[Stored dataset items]
-----

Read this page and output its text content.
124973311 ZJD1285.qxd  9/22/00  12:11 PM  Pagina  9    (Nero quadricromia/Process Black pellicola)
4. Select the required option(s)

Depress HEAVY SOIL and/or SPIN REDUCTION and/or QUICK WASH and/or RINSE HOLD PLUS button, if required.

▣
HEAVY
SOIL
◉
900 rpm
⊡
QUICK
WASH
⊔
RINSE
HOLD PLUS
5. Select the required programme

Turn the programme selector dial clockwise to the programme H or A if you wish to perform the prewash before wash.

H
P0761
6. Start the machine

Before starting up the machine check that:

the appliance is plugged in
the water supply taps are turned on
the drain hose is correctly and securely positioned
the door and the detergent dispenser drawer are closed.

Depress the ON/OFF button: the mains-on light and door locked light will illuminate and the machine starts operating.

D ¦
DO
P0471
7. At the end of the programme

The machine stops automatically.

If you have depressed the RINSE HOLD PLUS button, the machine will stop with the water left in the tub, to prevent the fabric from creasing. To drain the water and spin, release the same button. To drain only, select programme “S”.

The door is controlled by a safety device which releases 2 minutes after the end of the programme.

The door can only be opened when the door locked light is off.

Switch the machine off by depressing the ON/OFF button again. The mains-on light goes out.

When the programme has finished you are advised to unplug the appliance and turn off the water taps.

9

-----

### WHAT THE TASK ASKS
Above is a listing; report how many of its lines include the word "door", giving the number only.

### RESPONSE TO THE TASK
4